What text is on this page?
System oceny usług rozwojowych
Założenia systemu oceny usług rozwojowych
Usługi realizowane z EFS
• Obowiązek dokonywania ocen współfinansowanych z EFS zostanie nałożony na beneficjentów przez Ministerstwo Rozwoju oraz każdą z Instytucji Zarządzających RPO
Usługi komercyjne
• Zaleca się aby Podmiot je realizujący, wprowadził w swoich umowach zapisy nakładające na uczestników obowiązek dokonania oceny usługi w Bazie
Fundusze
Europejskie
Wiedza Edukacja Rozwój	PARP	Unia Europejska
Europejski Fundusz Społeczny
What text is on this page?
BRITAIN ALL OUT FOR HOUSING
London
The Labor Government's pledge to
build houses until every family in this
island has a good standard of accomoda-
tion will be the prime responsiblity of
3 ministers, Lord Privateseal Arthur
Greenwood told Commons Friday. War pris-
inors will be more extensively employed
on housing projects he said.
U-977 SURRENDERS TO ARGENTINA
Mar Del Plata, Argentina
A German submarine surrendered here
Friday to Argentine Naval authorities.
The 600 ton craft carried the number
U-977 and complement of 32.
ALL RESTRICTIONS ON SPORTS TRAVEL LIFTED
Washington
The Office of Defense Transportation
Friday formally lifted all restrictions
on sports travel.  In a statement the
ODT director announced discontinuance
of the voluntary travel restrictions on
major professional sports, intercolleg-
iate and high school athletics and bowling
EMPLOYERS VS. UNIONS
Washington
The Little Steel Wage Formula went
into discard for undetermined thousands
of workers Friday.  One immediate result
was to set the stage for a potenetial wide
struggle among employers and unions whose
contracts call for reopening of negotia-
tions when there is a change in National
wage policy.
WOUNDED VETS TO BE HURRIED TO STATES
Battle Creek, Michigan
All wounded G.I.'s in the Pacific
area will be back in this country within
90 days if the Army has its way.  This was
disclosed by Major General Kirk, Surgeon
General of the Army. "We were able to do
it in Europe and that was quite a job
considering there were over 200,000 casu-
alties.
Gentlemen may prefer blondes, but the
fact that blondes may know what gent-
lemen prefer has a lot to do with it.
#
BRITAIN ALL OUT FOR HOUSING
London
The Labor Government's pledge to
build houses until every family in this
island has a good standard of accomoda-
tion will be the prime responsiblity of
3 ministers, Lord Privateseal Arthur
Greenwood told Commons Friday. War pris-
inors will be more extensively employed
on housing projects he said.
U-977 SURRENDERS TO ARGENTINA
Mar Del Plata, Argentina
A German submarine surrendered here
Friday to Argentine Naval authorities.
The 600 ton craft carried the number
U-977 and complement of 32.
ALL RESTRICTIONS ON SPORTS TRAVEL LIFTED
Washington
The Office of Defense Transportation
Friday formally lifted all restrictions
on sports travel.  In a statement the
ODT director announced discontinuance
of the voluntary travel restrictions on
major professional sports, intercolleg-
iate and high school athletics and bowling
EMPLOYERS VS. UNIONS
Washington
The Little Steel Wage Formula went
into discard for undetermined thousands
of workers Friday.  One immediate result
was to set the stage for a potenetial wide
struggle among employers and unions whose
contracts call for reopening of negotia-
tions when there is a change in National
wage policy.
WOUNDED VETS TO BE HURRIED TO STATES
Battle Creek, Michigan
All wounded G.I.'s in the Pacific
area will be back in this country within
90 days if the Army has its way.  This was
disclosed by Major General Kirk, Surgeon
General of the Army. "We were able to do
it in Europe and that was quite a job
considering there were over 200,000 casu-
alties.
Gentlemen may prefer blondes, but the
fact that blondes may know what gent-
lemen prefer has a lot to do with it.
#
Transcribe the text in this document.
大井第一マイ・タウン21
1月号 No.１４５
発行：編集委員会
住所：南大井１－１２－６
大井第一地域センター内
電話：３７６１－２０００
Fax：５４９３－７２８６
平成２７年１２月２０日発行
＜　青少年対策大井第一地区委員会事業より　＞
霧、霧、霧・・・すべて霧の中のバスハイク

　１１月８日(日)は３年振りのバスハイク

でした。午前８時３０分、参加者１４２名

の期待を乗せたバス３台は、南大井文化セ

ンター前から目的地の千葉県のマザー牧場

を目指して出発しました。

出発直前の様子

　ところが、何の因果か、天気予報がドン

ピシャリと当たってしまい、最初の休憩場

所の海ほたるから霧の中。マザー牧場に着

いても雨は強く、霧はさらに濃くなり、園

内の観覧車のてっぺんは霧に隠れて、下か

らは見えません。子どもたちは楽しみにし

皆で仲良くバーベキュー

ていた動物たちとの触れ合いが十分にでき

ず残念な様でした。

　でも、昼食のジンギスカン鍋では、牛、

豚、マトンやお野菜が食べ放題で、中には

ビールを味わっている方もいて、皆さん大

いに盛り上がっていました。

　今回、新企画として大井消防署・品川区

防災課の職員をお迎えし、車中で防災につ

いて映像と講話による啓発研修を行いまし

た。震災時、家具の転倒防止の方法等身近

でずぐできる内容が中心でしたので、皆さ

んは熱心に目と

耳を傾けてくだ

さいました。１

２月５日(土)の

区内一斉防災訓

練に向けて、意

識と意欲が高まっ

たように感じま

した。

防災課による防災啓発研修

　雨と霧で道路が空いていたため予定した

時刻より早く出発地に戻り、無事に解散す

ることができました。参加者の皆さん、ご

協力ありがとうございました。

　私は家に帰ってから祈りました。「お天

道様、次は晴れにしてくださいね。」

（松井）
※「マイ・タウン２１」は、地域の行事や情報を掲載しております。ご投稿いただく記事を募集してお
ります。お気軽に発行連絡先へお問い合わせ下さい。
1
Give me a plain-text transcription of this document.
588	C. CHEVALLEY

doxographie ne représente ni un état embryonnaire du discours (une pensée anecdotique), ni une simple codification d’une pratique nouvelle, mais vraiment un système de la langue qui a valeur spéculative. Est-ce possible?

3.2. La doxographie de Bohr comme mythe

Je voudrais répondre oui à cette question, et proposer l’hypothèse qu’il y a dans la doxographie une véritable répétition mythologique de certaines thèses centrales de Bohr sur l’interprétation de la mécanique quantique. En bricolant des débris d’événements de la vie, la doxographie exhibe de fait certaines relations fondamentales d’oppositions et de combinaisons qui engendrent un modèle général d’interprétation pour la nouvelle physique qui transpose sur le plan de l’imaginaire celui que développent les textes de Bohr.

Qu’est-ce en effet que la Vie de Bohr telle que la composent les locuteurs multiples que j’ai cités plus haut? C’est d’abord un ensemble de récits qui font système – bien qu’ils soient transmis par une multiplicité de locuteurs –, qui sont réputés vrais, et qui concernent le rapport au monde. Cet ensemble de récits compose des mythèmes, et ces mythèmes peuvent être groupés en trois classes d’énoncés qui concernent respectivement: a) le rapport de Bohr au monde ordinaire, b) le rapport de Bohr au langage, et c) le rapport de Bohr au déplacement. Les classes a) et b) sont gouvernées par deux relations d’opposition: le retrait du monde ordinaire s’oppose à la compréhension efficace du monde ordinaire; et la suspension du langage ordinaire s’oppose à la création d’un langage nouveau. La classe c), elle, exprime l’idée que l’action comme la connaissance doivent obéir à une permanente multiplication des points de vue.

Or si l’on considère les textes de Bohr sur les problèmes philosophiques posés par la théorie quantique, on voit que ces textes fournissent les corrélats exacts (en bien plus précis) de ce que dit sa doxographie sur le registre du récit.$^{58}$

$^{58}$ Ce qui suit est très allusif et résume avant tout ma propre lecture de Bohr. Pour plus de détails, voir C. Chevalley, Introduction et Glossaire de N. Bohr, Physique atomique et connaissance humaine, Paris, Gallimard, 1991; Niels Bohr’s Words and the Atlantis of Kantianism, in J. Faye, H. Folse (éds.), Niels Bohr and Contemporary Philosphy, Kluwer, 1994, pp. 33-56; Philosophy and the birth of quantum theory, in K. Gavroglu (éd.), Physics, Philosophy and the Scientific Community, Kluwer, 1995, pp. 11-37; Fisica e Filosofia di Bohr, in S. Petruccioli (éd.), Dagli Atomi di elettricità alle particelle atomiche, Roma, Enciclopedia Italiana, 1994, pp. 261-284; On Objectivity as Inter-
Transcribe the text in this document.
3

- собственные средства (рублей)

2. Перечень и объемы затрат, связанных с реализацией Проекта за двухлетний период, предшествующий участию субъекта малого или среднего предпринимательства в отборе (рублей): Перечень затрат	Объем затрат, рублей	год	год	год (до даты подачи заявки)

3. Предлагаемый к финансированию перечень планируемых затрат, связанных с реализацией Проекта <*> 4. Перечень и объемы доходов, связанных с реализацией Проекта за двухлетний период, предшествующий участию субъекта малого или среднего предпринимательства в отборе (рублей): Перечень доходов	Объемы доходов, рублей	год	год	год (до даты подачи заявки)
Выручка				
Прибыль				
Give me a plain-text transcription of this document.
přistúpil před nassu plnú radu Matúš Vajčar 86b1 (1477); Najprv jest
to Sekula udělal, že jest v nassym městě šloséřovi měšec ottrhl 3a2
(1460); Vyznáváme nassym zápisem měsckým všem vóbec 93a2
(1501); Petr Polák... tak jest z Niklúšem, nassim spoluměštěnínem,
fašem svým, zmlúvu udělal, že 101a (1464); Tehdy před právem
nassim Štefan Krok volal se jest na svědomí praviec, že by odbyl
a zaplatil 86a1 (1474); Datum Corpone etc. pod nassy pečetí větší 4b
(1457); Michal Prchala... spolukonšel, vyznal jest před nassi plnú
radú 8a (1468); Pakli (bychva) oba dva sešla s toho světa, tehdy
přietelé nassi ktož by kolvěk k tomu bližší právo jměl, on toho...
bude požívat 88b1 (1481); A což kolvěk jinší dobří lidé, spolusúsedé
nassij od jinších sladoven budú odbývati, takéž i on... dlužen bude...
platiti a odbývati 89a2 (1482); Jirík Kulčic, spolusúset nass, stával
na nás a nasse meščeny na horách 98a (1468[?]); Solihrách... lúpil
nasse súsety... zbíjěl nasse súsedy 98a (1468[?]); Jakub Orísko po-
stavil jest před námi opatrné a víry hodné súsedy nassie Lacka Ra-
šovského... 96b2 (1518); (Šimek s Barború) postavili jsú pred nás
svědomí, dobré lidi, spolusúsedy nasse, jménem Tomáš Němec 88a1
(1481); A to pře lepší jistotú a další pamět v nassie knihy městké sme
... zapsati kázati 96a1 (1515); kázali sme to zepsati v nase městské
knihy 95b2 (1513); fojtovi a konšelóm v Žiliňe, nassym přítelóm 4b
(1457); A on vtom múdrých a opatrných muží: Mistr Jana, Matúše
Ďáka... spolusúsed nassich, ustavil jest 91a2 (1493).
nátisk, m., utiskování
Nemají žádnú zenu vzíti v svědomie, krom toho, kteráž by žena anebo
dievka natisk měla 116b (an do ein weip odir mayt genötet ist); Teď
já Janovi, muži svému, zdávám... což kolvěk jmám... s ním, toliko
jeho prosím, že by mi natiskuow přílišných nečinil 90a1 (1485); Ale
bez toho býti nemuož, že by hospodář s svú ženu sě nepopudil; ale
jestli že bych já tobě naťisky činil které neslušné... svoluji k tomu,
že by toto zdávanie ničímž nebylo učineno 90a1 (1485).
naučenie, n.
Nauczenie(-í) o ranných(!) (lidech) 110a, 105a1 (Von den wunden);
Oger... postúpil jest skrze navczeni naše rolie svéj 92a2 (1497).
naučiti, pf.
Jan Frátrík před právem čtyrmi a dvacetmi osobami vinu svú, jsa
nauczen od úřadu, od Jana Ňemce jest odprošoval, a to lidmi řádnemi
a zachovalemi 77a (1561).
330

::::::::::

WHAT NEEDS TO BE DONE
Show all lines from the listing above in which "заявки" appears.

ANSWER TO THE EXERCISE
2. Перечень и объемы затрат, связанных с реализацией Проекта за двухлетний период, предшествующий участию субъекта малого или среднего предпринимательства в отборе (рублей): Перечень затрат	Объем затрат, рублей	год	год	год (до даты подачи заявки)
3. Предлагаемый к финансированию перечень планируемых затрат, связанных с реализацией Проекта <*> 4. Перечень и объемы доходов, связанных с реализацией Проекта за двухлетний период, предшествующий участию субъекта малого или среднего предпринимательства в отборе (рублей): Перечень доходов	Объемы доходов, рублей	год	год	год (до даты подачи заявки)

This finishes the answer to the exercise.